## Begin

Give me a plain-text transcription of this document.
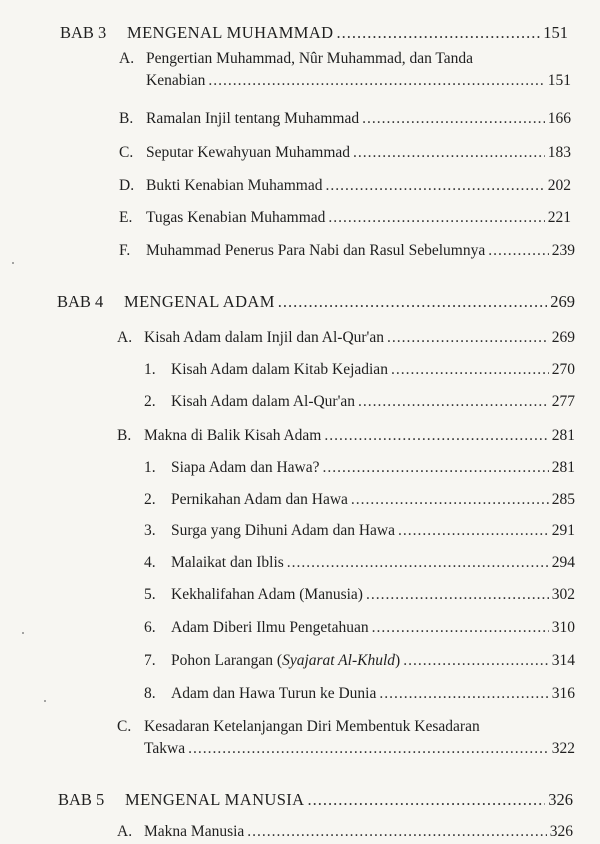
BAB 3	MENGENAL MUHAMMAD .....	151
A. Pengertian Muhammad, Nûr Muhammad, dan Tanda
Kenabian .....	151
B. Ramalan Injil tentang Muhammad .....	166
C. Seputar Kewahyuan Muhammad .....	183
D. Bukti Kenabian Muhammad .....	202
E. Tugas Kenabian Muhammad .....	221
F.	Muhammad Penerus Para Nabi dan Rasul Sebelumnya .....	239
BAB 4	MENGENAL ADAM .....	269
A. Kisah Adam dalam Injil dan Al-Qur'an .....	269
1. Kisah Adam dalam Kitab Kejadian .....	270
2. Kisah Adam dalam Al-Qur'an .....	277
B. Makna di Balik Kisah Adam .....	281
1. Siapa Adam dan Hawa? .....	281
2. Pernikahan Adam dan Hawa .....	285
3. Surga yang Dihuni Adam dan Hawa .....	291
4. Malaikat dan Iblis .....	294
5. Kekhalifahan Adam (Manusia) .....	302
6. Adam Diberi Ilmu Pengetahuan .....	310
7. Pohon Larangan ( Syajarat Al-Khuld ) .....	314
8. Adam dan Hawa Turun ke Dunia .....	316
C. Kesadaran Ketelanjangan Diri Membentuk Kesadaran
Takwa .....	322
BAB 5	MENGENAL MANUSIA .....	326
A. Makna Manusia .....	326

## End

[What the task asks] Show every line above in which the word "MENGENAL" occurs.

[Response]
BAB 3	MENGENAL MUHAMMAD .....	151
BAB 4	MENGENAL ADAM .....	269
BAB 5	MENGENAL MANUSIA .....	326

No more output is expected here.